[What is being asked]: Tally the lines in the data that follows that include the word "скидкой", and report nothing but the total.

Part of a data file:
■ ■ ■
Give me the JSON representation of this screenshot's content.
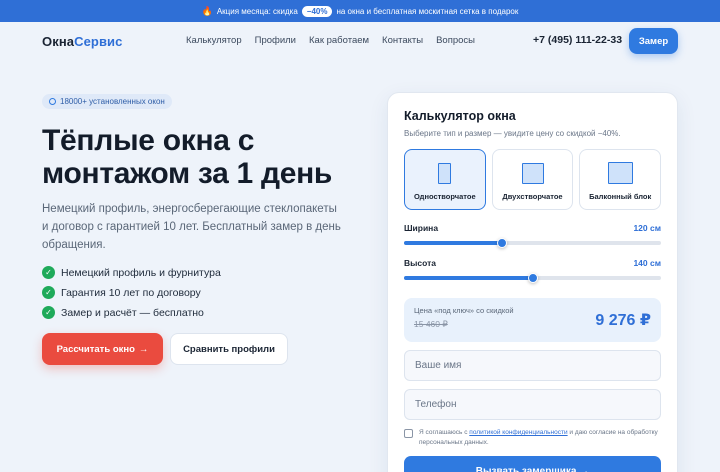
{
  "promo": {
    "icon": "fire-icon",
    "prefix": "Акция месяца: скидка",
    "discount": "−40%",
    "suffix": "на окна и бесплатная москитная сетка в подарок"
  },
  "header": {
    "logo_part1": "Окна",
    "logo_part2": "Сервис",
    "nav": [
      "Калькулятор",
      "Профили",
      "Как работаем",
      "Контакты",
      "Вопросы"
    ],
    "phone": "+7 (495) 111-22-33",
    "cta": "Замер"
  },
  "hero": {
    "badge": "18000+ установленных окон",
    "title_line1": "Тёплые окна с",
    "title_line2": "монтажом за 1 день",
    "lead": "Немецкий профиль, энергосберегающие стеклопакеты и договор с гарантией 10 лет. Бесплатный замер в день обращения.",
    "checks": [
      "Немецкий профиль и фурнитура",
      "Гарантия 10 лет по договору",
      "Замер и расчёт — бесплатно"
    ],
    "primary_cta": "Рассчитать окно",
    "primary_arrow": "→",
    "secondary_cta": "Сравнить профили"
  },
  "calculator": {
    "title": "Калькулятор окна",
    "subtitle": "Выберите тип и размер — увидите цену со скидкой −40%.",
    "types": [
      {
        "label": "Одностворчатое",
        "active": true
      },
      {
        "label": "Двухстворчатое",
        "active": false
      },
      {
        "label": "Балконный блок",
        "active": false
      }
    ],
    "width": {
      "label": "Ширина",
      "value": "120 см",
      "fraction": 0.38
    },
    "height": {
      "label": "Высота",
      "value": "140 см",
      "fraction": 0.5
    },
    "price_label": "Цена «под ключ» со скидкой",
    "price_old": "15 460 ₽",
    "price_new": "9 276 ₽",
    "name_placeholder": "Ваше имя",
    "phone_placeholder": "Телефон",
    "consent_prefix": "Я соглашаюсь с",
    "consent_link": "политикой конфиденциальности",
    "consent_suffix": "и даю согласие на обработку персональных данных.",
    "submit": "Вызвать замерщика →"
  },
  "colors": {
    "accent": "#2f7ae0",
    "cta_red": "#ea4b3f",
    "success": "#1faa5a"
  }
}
■ ■ ■
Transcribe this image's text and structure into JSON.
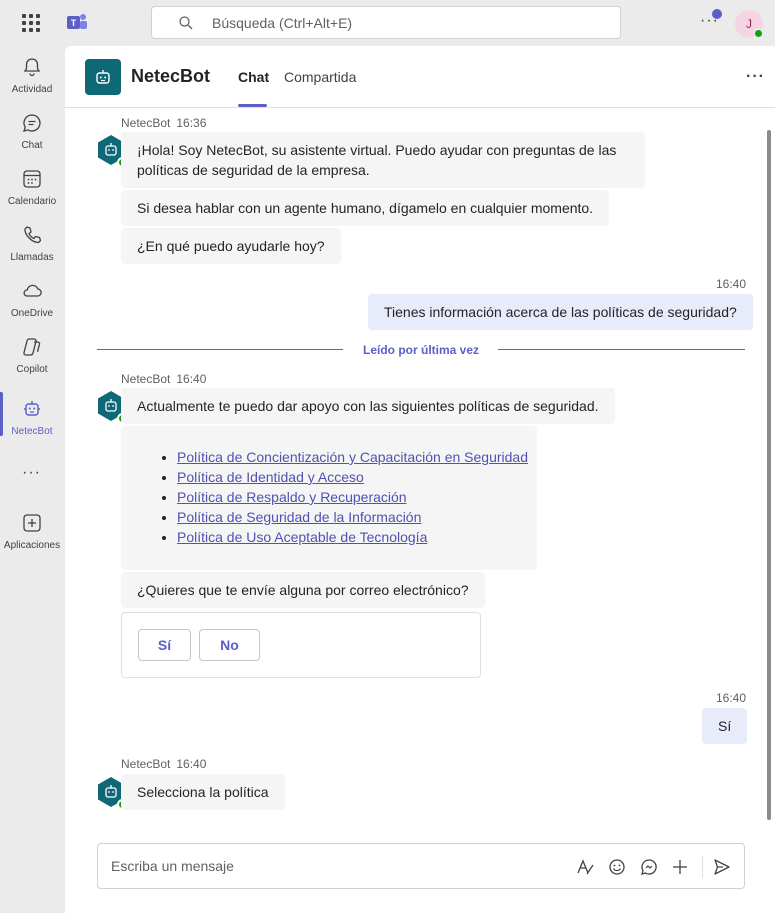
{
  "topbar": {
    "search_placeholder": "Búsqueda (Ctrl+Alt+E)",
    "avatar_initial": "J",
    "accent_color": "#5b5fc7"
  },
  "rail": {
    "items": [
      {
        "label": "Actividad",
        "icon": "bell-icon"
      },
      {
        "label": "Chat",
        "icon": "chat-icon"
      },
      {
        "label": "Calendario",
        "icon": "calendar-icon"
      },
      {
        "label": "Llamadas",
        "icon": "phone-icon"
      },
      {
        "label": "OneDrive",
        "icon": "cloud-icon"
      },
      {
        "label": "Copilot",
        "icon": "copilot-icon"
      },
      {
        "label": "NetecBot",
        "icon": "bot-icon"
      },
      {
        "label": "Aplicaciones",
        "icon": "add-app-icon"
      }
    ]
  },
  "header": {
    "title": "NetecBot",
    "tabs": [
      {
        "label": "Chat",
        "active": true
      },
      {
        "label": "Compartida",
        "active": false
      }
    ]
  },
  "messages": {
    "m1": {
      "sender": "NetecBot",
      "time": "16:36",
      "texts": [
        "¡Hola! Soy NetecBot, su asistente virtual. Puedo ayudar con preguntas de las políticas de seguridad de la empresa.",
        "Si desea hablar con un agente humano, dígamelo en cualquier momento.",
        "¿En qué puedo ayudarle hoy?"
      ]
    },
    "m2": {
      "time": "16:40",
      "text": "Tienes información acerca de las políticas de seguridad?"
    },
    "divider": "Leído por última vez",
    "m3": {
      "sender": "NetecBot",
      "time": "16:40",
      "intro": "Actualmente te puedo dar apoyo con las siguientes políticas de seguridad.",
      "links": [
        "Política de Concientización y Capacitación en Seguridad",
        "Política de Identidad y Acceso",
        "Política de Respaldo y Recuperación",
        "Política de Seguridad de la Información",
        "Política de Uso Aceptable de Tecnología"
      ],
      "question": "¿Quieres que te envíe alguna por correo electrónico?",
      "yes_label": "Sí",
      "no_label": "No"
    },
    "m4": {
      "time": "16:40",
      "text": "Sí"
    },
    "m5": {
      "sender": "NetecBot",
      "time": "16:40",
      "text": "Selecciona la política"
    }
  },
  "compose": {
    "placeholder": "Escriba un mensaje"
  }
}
■ ■ ■
[Exercise answer]: 2